**GIVEN TEXT**
▬▬▬
Commercial Division Blog
Posted: July 27, 2015 / Categories Commercial, Contracts, Insurance
Court of Appeals Illustrates Application of Rules of Contract Construction
On June 25, 2015, the Court of Appeals issued a decision in Universal American Corp. v. National Union Fire Insurance Co. of Pittsburgh, PA., 2015 NY Slip Op. 05516, interpreting an insurance policy.
In Universal American Corp., the plaintiff health insurance company brought a claim against its insurer "for indemnification to cover losses resulting from health care claims for unprovided services, paid through" the plaintiff's "computer system." The plaintiff based its claim on a rider for "Computer Systems Fraud" that covered "[l]oss resulting directly from a fraudulent (1) entry of Electronic Data or Computer Program into, or (2) change of Electronic Data or Computer Program within the Insured's proprietary Computer System . . . provided that the entry or change causes (a) Property to be transferred, paid or delivered, (b) an account of the insured, or of its customer, to be added, deleted, debited or credited, or (c) an unauthorized account or a fictitious account to be debited or credited." The defendant refused the claim. The plaintiff brought an action for damages and declaratory judgment. Both the trial court and the First Department held that the policy did not cover the plaintiff's loss.
The Court of Appeals granted the plaintiff leave to appeal the First Department's decision, but ultimately agreed with the lower courts that the claim was not covered, explaining:
An insurance agreement is subject to principles of contract interpretation. As with the construction of contracts generally, unambiguous provisions of an insurance contract must be given their plain and ordinary meaning, and the interpretation of such provisions is a question of law for the court. Ambiguity in a contract arises when the contract, read as a whole, fails to disclose its purpose and the parties' intent, or where its terms are subject to more than one reasonable interpretation. However, parties cannot create ambiguity from whole cloth where none exists, because provisions are not ambiguous merely because the parties interpret them differently. Rather, the test to determine whether an insurance contract is ambiguous focuses on the reasonable expectations of the average insured upon reading the policy, and employing common speech.
▬▬▬
**EXCERPTED DATA**
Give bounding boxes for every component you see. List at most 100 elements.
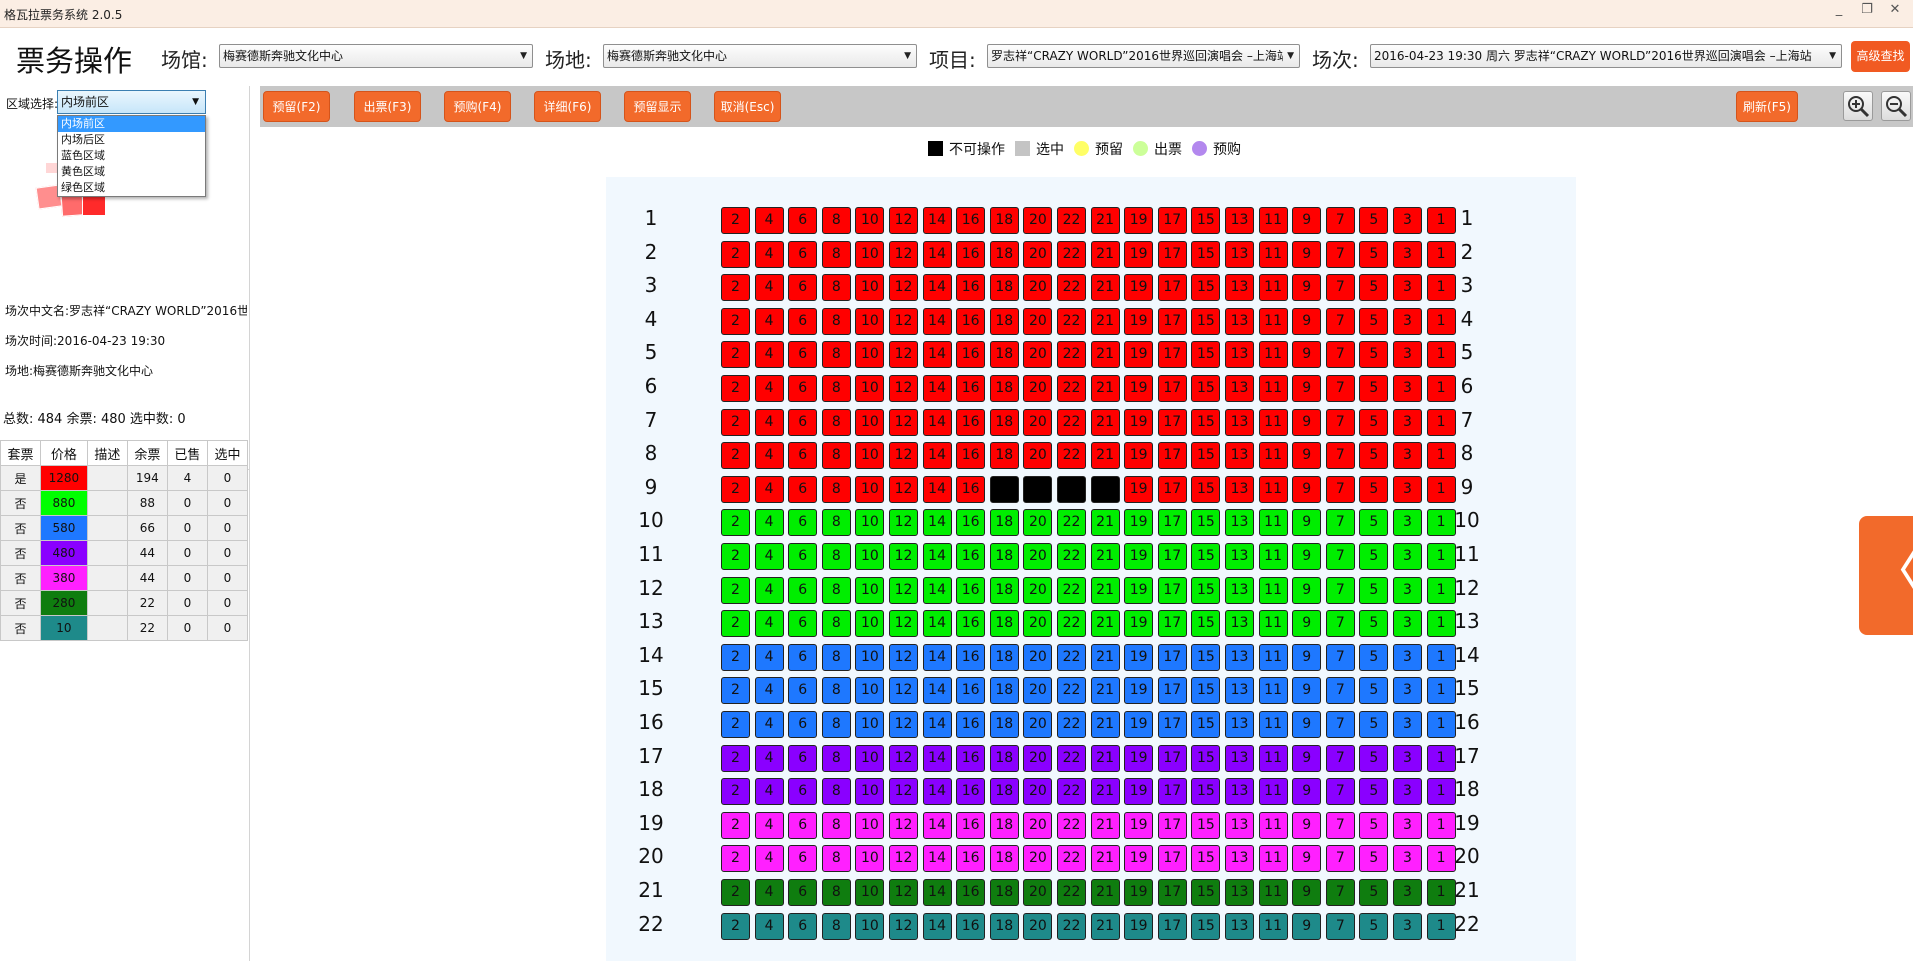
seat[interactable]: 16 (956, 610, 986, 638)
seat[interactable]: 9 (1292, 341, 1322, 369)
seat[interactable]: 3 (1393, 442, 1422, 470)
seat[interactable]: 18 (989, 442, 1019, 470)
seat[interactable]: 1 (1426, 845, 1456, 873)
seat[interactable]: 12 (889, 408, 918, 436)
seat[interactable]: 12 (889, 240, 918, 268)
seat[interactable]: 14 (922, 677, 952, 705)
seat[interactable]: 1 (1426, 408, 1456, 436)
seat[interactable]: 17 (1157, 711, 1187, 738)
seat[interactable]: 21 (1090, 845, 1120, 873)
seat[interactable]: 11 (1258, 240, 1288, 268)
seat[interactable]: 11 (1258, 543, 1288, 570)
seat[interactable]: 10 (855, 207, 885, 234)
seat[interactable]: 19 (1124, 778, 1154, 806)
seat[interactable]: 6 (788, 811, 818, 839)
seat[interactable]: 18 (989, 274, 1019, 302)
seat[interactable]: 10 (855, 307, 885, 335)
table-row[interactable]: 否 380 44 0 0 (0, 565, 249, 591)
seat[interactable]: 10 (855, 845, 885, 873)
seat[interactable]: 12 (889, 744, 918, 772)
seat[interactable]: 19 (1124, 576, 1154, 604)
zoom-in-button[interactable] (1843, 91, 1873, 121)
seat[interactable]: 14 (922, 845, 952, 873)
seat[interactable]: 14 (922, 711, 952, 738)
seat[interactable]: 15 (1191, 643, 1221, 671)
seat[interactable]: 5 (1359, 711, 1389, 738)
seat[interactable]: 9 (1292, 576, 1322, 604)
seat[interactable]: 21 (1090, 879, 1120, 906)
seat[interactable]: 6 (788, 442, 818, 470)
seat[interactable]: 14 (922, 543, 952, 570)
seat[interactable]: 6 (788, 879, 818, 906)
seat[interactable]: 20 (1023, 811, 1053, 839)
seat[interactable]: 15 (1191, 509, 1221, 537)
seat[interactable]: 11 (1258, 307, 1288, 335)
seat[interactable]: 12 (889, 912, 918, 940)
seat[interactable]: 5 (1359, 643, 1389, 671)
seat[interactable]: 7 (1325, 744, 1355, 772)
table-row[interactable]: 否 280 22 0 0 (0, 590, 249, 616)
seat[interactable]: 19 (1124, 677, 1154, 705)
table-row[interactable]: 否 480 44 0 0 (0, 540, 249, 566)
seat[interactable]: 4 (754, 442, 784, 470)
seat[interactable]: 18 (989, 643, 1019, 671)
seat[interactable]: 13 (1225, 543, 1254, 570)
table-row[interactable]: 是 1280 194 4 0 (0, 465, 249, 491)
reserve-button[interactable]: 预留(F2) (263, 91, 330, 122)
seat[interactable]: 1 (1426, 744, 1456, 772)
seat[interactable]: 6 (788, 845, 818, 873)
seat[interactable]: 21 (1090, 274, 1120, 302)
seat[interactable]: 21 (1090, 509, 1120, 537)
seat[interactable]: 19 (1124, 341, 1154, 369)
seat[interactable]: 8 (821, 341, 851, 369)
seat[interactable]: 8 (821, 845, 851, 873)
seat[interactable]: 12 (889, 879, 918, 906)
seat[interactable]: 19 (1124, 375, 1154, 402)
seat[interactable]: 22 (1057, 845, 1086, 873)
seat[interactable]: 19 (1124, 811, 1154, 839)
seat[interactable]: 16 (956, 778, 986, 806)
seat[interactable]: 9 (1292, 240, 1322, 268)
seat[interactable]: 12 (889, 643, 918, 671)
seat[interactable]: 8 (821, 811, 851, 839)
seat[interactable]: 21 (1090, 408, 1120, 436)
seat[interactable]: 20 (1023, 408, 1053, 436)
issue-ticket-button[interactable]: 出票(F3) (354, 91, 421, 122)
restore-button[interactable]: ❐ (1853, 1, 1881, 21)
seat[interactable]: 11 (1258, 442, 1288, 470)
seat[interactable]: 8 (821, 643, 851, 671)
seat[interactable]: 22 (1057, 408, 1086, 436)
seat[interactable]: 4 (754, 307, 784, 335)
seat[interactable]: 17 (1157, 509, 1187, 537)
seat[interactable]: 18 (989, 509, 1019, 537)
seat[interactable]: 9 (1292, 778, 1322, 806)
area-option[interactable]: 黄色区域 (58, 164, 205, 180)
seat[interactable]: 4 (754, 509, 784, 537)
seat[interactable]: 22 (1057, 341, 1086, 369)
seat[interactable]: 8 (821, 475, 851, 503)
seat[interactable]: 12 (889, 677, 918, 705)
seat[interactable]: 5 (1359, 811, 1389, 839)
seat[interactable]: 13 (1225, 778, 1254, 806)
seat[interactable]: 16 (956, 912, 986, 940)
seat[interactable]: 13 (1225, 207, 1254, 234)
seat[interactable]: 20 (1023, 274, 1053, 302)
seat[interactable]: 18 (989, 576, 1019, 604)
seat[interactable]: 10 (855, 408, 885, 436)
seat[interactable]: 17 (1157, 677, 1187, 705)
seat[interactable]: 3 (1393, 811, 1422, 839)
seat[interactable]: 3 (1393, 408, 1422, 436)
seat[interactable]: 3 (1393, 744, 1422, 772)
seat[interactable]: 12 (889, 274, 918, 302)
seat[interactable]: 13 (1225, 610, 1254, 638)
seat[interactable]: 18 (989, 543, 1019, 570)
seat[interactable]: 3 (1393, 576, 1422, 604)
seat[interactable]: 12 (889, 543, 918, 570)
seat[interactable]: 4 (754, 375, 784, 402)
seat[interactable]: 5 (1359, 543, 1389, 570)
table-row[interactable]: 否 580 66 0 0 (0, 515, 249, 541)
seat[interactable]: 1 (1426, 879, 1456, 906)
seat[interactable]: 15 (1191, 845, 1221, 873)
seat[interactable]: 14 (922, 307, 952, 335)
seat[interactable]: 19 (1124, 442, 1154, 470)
▬▬▬
**PARTS OF THE EXERCISE**
**A.** According to the insurance case blog post, which rider did the plaintiff base its claim on?
**B.** Extend the insurance case blog post past its final sentence.
None of the data is needed here.

**ANSWERS BY TASK**
**A.** The plaintiff based its claim on a rider for "Computer Systems Fraud."

**B.**
Turning to the language of the Rider, we conclude that it unambiguously applies to losses incurred from unauthorized access to [the [plaintiff's] computer system, and not to losses resulting from fraudulent content submitted to the computer system by authorized users. The term "fraudulent" is not defined in the Rider, but it refers to deceit and dishonesty. While the Rider also does not define the terms "entry" and "change," the common definition of the former includes "the act of entering" or "the right or privilege of entering, access," and the latter means "to make different, alter". In the Rider, "fraudulent" modifies "entry" or "change" of electronic data or computer program, meaning it qualifies the act of entering or changing data or a computer program. Thus, the Rider covers losses resulting from a dishonest entry or change of electronic data or computer program, constituting what the parties agree would be "hacking" of the computer system. The Rider's reference to "fraudulent" does not also qualify what is actually acted upon, namely the "electronic data" or "computer program" itself. The intentional word placement of "fraudulent" before "entry" and "change" manifests the parties' intent to provide coverage for a violation of the integrity of the computer system through deceitful and dishonest access.
(Internal quotations and citations omitted).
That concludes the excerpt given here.